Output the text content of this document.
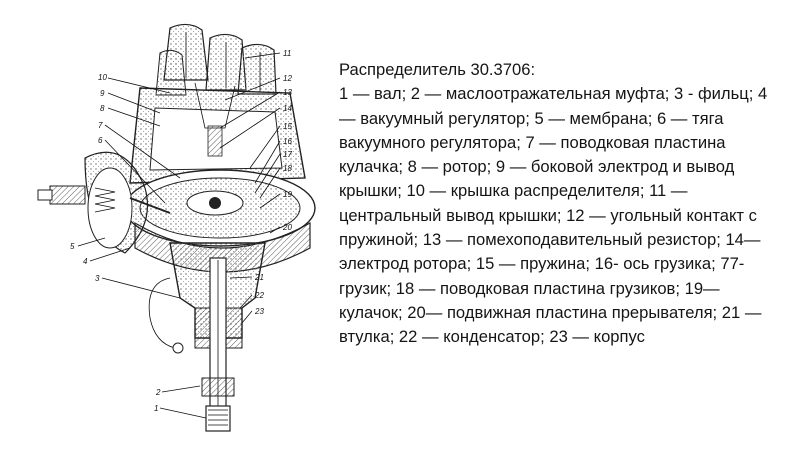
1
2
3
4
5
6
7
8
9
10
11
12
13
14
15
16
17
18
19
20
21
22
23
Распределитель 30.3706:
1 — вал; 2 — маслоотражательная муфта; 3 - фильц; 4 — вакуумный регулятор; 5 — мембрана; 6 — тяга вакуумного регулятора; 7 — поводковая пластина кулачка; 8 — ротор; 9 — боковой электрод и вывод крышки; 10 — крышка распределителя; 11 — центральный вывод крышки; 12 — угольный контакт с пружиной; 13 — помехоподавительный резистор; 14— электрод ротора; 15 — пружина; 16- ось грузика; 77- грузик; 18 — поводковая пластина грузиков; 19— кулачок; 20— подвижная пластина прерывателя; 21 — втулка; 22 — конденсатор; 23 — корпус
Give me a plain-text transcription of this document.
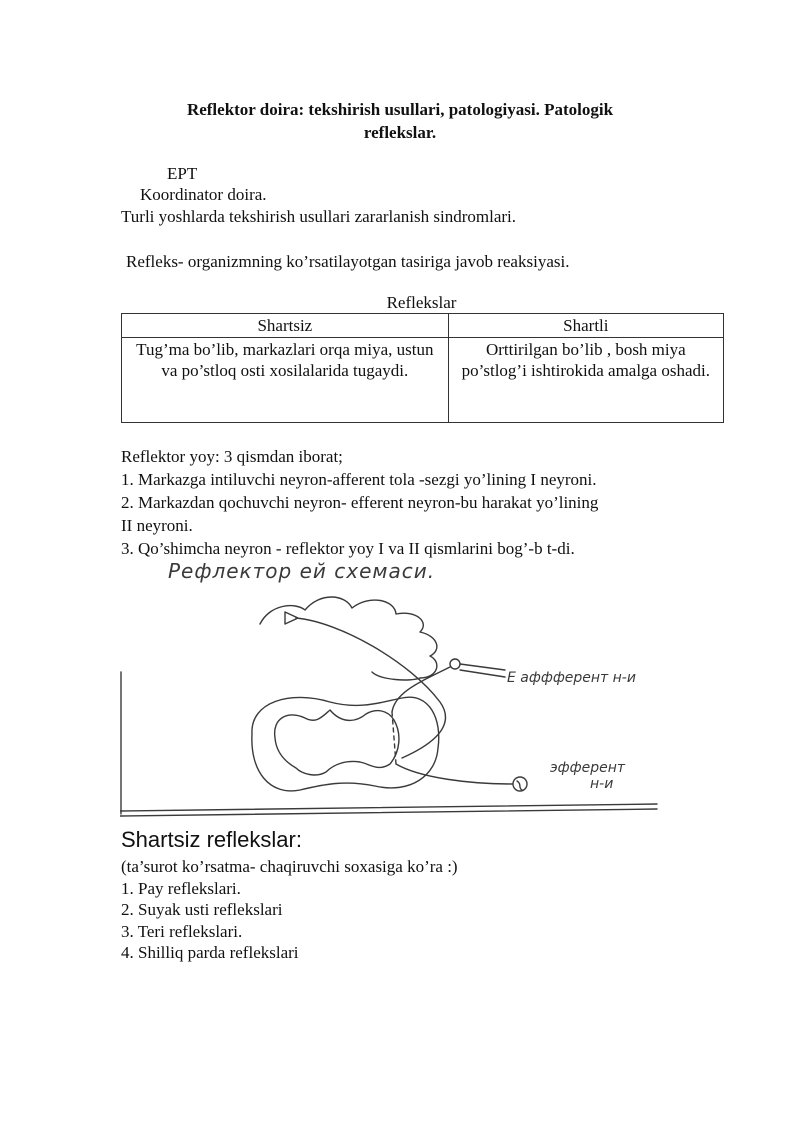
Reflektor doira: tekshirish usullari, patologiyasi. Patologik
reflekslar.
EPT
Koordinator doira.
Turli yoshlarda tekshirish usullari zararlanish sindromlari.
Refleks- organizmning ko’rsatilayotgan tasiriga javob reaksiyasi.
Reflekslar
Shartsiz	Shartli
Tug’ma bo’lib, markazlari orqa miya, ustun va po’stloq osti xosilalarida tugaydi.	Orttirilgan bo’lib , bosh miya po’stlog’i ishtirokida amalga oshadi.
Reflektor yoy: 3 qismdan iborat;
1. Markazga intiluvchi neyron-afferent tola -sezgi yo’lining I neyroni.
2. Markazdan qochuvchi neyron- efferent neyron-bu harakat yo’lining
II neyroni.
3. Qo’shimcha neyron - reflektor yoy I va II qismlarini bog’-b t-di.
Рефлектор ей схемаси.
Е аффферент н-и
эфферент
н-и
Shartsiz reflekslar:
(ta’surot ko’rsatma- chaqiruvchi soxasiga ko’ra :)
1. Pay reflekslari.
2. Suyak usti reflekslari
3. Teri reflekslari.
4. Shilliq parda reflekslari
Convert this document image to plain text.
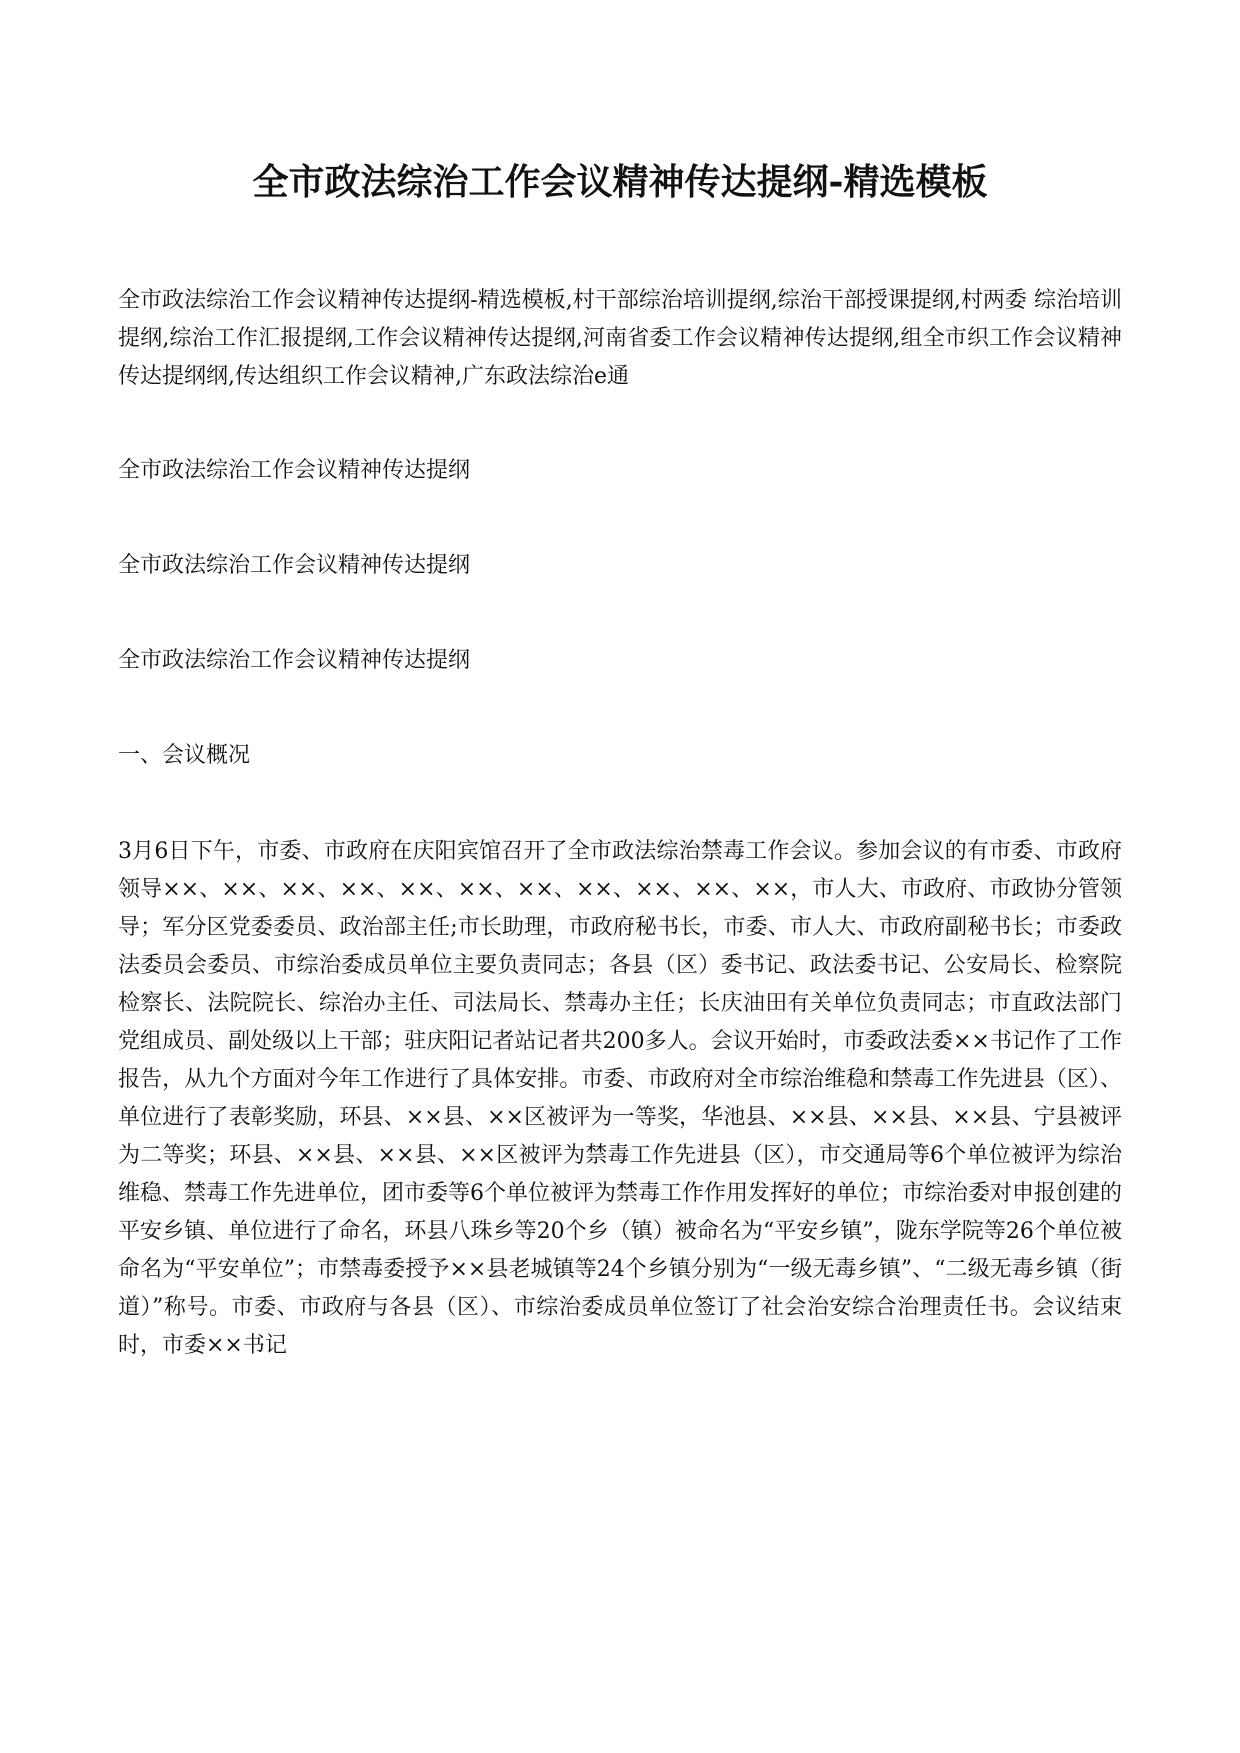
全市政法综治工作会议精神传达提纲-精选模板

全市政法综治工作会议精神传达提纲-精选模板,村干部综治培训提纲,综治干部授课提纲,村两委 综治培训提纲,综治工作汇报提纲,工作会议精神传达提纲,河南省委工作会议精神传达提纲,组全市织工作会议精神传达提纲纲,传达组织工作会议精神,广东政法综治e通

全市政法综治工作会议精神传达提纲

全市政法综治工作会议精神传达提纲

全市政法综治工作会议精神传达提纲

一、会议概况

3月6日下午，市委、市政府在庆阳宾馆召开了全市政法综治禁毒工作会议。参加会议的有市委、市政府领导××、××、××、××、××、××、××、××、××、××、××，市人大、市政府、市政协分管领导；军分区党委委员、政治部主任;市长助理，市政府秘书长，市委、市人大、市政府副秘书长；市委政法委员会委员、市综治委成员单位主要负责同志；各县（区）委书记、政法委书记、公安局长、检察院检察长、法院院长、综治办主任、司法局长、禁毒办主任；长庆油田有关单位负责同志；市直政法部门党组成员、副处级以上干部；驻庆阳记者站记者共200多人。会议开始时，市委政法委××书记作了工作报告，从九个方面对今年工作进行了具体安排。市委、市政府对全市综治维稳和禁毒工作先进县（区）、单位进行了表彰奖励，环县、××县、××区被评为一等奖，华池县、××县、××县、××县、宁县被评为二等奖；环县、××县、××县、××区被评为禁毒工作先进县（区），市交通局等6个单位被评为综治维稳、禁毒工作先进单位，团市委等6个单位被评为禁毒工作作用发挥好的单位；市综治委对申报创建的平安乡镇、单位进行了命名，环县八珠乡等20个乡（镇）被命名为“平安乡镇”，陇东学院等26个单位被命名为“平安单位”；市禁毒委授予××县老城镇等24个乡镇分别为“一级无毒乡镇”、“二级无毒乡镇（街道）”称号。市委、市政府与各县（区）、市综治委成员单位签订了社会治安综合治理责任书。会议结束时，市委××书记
...
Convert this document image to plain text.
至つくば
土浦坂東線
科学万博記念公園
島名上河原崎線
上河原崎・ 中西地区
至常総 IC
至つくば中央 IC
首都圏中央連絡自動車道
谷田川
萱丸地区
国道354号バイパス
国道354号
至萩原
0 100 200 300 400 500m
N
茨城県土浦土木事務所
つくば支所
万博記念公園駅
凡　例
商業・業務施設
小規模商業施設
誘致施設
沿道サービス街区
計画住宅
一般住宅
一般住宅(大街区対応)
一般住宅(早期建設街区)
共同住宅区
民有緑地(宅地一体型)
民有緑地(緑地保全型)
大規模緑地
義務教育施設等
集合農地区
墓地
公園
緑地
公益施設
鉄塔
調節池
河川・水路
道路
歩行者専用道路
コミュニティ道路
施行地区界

### THE TASK
Copy out each line of the records that holds the string "lining".

### ANSWER FOR THIS EXERCISE
1. Markazga intiluvchi neyron-afferent tola -sezgi yo’lining I neyroni.
2. Markazdan qochuvchi neyron- efferent neyron-bu harakat yo’lining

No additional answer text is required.